-- BEGIN Supplied records --

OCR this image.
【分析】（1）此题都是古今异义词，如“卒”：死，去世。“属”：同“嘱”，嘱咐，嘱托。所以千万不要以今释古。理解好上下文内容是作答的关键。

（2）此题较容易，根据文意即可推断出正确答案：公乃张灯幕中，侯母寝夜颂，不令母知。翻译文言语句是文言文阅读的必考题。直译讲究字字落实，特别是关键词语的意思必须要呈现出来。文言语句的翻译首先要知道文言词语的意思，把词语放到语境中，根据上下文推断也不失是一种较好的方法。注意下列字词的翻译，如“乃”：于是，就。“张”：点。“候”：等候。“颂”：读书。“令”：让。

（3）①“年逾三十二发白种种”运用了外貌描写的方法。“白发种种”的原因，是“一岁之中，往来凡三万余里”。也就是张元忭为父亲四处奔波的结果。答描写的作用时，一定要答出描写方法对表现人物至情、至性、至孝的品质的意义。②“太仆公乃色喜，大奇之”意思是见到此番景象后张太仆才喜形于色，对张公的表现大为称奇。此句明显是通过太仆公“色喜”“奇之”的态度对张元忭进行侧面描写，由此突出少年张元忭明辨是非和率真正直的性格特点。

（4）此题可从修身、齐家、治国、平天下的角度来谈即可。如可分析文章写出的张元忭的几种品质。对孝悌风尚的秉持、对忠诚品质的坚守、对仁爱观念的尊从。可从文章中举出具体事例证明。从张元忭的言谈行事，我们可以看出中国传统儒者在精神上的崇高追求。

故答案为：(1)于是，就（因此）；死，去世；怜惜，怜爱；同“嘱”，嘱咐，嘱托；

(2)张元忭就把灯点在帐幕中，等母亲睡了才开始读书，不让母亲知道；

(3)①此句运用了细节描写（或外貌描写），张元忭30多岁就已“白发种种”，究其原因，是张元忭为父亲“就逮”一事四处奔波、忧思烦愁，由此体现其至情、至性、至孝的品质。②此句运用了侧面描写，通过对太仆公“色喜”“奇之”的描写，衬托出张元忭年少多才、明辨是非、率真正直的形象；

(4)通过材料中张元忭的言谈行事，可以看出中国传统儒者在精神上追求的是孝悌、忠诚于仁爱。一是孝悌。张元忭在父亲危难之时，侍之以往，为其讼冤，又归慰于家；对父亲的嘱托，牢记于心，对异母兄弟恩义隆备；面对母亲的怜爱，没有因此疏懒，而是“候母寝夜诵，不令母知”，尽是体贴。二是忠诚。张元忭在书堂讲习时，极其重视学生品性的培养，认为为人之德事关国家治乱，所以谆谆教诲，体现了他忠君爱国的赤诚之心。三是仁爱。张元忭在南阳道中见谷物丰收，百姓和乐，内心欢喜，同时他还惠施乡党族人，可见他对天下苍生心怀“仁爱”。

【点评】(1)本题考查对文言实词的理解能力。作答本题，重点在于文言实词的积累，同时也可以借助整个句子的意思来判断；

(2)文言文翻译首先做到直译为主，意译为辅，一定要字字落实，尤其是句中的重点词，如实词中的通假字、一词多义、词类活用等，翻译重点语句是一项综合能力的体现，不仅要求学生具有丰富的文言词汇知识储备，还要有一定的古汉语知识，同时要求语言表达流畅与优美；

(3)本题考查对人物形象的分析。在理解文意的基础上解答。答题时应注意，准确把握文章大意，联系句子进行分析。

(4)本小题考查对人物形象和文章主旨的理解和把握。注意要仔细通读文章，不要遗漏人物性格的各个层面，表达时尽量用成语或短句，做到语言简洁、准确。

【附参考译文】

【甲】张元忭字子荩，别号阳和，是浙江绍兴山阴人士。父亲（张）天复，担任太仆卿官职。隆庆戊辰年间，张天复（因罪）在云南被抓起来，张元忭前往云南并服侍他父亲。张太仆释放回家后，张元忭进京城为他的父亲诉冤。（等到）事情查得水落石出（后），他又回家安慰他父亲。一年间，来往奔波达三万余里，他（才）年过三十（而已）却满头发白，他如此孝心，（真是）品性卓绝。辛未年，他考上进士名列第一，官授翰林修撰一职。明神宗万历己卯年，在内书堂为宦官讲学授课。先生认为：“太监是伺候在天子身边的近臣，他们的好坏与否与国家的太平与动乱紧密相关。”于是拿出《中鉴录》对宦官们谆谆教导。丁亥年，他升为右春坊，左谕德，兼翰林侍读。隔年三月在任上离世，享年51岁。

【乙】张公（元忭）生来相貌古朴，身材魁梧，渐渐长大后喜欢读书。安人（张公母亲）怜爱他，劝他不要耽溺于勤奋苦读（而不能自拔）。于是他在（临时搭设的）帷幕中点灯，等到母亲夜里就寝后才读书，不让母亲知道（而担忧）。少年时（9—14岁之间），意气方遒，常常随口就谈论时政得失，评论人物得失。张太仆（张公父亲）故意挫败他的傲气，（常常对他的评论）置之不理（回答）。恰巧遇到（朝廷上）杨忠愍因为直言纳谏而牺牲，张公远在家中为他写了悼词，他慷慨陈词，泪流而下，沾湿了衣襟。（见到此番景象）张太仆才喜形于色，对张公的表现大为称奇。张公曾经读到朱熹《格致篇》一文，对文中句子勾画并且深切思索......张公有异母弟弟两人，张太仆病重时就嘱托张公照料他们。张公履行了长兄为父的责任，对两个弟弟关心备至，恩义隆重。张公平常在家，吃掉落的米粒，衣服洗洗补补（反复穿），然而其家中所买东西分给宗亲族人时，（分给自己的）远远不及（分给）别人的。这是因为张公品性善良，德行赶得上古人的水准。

-- END Supplied records --

• Direction
Locate and copy each line in the data above that includes the word "白发种种".

• Response to the task
（3）①“年逾三十二发白种种”运用了外貌描写的方法。“白发种种”的原因，是“一岁之中，往来凡三万余里”。也就是张元忭为父亲四处奔波的结果。答描写的作用时，一定要答出描写方法对表现人物至情、至性、至孝的品质的意义。②“太仆公乃色喜，大奇之”意思是见到此番景象后张太仆才喜形于色，对张公的表现大为称奇。此句明显是通过太仆公“色喜”“奇之”的态度对张元忭进行侧面描写，由此突出少年张元忭明辨是非和率真正直的性格特点。
(3)①此句运用了细节描写（或外貌描写），张元忭30多岁就已“白发种种”，究其原因，是张元忭为父亲“就逮”一事四处奔波、忧思烦愁，由此体现其至情、至性、至孝的品质。②此句运用了侧面描写，通过对太仆公“色喜”“奇之”的描写，衬托出张元忭年少多才、明辨是非、率真正直的形象；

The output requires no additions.